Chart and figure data
☆ ☆ ☆ ☆
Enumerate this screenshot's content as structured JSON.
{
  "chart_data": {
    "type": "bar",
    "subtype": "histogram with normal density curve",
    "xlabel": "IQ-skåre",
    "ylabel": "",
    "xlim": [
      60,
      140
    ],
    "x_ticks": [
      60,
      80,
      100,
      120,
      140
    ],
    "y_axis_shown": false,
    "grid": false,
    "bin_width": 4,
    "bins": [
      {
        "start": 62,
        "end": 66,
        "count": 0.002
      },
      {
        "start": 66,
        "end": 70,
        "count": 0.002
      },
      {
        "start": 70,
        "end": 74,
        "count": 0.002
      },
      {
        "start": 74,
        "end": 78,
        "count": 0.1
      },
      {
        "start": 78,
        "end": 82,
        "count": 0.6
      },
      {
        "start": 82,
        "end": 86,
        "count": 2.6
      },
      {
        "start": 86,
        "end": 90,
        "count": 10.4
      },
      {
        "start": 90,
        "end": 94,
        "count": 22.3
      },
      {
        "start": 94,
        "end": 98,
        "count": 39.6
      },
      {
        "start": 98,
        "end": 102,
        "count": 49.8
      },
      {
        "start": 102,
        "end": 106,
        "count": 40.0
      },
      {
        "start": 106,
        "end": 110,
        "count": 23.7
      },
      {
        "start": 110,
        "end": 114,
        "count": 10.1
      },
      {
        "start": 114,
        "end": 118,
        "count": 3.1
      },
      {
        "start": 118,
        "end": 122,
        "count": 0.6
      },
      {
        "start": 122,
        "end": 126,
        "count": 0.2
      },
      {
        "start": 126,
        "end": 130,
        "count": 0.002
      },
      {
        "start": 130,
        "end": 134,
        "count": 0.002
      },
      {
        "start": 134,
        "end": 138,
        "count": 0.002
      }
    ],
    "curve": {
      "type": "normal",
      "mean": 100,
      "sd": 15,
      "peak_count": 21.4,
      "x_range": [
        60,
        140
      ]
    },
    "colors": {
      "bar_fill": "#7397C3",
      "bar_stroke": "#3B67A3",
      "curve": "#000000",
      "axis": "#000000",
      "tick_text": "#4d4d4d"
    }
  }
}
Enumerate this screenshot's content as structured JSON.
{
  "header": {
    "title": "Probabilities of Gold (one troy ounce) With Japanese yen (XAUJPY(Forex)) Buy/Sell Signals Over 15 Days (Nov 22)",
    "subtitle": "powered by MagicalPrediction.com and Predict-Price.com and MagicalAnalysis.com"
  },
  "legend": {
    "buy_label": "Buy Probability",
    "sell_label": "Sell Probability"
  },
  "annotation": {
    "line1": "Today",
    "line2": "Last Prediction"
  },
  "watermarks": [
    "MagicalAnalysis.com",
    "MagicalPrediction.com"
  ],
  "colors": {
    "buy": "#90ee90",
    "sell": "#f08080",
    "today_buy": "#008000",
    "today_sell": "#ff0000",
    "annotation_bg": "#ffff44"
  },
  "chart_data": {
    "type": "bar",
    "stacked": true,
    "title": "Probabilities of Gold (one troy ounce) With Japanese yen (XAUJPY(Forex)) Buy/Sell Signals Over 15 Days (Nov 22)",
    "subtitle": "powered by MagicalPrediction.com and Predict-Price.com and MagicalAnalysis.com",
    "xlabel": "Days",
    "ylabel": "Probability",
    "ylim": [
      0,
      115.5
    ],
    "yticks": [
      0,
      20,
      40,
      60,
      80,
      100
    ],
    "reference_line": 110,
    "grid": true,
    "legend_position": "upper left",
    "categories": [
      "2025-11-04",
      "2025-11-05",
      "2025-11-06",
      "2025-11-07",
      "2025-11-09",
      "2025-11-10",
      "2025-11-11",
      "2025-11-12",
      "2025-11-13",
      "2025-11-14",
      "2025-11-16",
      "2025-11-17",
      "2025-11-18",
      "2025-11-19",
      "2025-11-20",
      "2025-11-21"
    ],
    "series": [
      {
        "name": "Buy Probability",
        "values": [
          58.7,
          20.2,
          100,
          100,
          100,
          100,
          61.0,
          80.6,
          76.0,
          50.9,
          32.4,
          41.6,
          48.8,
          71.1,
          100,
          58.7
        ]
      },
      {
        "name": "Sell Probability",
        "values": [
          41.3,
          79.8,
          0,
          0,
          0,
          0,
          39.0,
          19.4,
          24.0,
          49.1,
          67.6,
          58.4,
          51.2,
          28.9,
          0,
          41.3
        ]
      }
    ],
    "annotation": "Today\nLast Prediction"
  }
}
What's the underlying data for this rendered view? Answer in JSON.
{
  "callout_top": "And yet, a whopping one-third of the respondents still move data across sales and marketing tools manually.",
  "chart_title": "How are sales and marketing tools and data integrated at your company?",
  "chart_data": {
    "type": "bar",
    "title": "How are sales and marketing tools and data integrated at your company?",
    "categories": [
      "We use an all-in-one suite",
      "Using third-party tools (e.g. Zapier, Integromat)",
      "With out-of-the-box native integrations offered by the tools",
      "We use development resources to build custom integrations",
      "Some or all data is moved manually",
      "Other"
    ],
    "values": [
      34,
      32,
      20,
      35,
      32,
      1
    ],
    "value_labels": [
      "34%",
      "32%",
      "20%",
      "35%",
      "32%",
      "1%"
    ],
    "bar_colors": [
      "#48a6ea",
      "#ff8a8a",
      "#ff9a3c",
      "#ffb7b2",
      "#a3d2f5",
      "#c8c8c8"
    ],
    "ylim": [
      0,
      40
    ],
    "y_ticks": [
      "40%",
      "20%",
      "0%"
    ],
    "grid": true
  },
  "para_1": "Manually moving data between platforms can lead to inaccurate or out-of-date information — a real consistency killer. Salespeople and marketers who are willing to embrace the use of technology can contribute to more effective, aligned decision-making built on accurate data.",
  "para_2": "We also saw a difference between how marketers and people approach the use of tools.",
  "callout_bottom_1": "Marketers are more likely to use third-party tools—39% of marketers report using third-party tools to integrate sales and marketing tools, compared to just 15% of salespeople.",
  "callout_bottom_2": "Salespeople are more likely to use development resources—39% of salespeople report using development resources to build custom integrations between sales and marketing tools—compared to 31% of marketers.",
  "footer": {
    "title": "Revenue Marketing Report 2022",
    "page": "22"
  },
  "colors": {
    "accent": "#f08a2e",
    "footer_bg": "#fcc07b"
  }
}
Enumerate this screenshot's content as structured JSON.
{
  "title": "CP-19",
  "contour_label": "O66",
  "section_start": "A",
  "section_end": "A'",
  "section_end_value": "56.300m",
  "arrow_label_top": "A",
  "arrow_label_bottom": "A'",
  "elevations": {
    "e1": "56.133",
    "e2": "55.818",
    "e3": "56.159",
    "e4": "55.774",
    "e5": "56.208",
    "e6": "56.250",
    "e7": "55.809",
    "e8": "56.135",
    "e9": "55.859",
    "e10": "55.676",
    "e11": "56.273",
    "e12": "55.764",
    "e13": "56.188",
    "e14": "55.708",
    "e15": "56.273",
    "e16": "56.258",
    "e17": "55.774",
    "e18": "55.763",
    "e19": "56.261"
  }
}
☆ ☆ ☆ ☆
Write out every entry verbatim.

## Final result:
Enumerate this screenshot's content as structured JSON.
{
  "chart_data": {
    "type": "bar",
    "subtype": "histogram with normal density curve",
    "xlabel": "IQ-skåre",
    "ylabel": "",
    "xlim": [
      60,
      140
    ],
    "x_ticks": [
      60,
      80,
      100,
      120,
      140
    ],
    "y_axis_shown": false,
    "grid": false,
    "bin_width": 4,
    "bins": [
      {
        "start": 62,
        "end": 66,
        "count": 0.002
      },
      {
        "start": 66,
        "end": 70,
        "count": 0.002
      },
      {
        "start": 70,
        "end": 74,
        "count": 0.002
      },
      {
        "start": 74,
        "end": 78,
        "count": 0.1
      },
      {
        "start": 78,
        "end": 82,
        "count": 0.6
      },
      {
        "start": 82,
        "end": 86,
        "count": 2.6
      },
      {
        "start": 86,
        "end": 90,
        "count": 10.4
      },
      {
        "start": 90,
        "end": 94,
        "count": 22.3
      },
      {
        "start": 94,
        "end": 98,
        "count": 39.6
      },
      {
        "start": 98,
        "end": 102,
        "count": 49.8
      },
      {
        "start": 102,
        "end": 106,
        "count": 40.0
      },
      {
        "start": 106,
        "end": 110,
        "count": 23.7
      },
      {
        "start": 110,
        "end": 114,
        "count": 10.1
      },
      {
        "start": 114,
        "end": 118,
        "count": 3.1
      },
      {
        "start": 118,
        "end": 122,
        "count": 0.6
      },
      {
        "start": 122,
        "end": 126,
        "count": 0.2
      },
      {
        "start": 126,
        "end": 130,
        "count": 0.002
      },
      {
        "start": 130,
        "end": 134,
        "count": 0.002
      },
      {
        "start": 134,
        "end": 138,
        "count": 0.002
      }
    ],
    "curve": {
      "type": "normal",
      "mean": 100,
      "sd": 15,
      "peak_count": 21.4,
      "x_range": [
        60,
        140
      ]
    },
    "colors": {
      "bar_fill": "#7397C3",
      "bar_stroke": "#3B67A3",
      "curve": "#000000",
      "axis": "#000000",
      "tick_text": "#4d4d4d"
    }
  }
}
Enumerate this screenshot's content as structured JSON.
{
  "header": {
    "title": "Probabilities of Gold (one troy ounce) With Japanese yen (XAUJPY(Forex)) Buy/Sell Signals Over 15 Days (Nov 22)",
    "subtitle": "powered by MagicalPrediction.com and Predict-Price.com and MagicalAnalysis.com"
  },
  "legend": {
    "buy_label": "Buy Probability",
    "sell_label": "Sell Probability"
  },
  "annotation": {
    "line1": "Today",
    "line2": "Last Prediction"
  },
  "watermarks": [
    "MagicalAnalysis.com",
    "MagicalPrediction.com"
  ],
  "colors": {
    "buy": "#90ee90",
    "sell": "#f08080",
    "today_buy": "#008000",
    "today_sell": "#ff0000",
    "annotation_bg": "#ffff44"
  },
  "chart_data": {
    "type": "bar",
    "stacked": true,
    "title": "Probabilities of Gold (one troy ounce) With Japanese yen (XAUJPY(Forex)) Buy/Sell Signals Over 15 Days (Nov 22)",
    "subtitle": "powered by MagicalPrediction.com and Predict-Price.com and MagicalAnalysis.com",
    "xlabel": "Days",
    "ylabel": "Probability",
    "ylim": [
      0,
      115.5
    ],
    "yticks": [
      0,
      20,
      40,
      60,
      80,
      100
    ],
    "reference_line": 110,
    "grid": true,
    "legend_position": "upper left",
    "categories": [
      "2025-11-04",
      "2025-11-05",
      "2025-11-06",
      "2025-11-07",
      "2025-11-09",
      "2025-11-10",
      "2025-11-11",
      "2025-11-12",
      "2025-11-13",
      "2025-11-14",
      "2025-11-16",
      "2025-11-17",
      "2025-11-18",
      "2025-11-19",
      "2025-11-20",
      "2025-11-21"
    ],
    "series": [
      {
        "name": "Buy Probability",
        "values": [
          58.7,
          20.2,
          100,
          100,
          100,
          100,
          61.0,
          80.6,
          76.0,
          50.9,
          32.4,
          41.6,
          48.8,
          71.1,
          100,
          58.7
        ]
      },
      {
        "name": "Sell Probability",
        "values": [
          41.3,
          79.8,
          0,
          0,
          0,
          0,
          39.0,
          19.4,
          24.0,
          49.1,
          67.6,
          58.4,
          51.2,
          28.9,
          0,
          41.3
        ]
      }
    ],
    "annotation": "Today\nLast Prediction"
  }
}
What's the underlying data for this rendered view? Answer in JSON.
{
  "callout_top": "And yet, a whopping one-third of the respondents still move data across sales and marketing tools manually.",
  "chart_title": "How are sales and marketing tools and data integrated at your company?",
  "chart_data": {
    "type": "bar",
    "title": "How are sales and marketing tools and data integrated at your company?",
    "categories": [
      "We use an all-in-one suite",
      "Using third-party tools (e.g. Zapier, Integromat)",
      "With out-of-the-box native integrations offered by the tools",
      "We use development resources to build custom integrations",
      "Some or all data is moved manually",
      "Other"
    ],
    "values": [
      34,
      32,
      20,
      35,
      32,
      1
    ],
    "value_labels": [
      "34%",
      "32%",
      "20%",
      "35%",
      "32%",
      "1%"
    ],
    "bar_colors": [
      "#48a6ea",
      "#ff8a8a",
      "#ff9a3c",
      "#ffb7b2",
      "#a3d2f5",
      "#c8c8c8"
    ],
    "ylim": [
      0,
      40
    ],
    "y_ticks": [
      "40%",
      "20%",
      "0%"
    ],
    "grid": true
  },
  "para_1": "Manually moving data between platforms can lead to inaccurate or out-of-date information — a real consistency killer. Salespeople and marketers who are willing to embrace the use of technology can contribute to more effective, aligned decision-making built on accurate data.",
  "para_2": "We also saw a difference between how marketers and people approach the use of tools.",
  "callout_bottom_1": "Marketers are more likely to use third-party tools—39% of marketers report using third-party tools to integrate sales and marketing tools, compared to just 15% of salespeople.",
  "callout_bottom_2": "Salespeople are more likely to use development resources—39% of salespeople report using development resources to build custom integrations between sales and marketing tools—compared to 31% of marketers.",
  "footer": {
    "title": "Revenue Marketing Report 2022",
    "page": "22"
  },
  "colors": {
    "accent": "#f08a2e",
    "footer_bg": "#fcc07b"
  }
}
Enumerate this screenshot's content as structured JSON.
{
  "title": "CP-19",
  "contour_label": "O66",
  "section_start": "A",
  "section_end": "A'",
  "section_end_value": "56.300m",
  "arrow_label_top": "A",
  "arrow_label_bottom": "A'",
  "elevations": {
    "e1": "56.133",
    "e2": "55.818",
    "e3": "56.159",
    "e4": "55.774",
    "e5": "56.208",
    "e6": "56.250",
    "e7": "55.809",
    "e8": "56.135",
    "e9": "55.859",
    "e10": "55.676",
    "e11": "56.273",
    "e12": "55.764",
    "e13": "56.188",
    "e14": "55.708",
    "e15": "56.273",
    "e16": "56.258",
    "e17": "55.774",
    "e18": "55.763",
    "e19": "56.261"
  }
}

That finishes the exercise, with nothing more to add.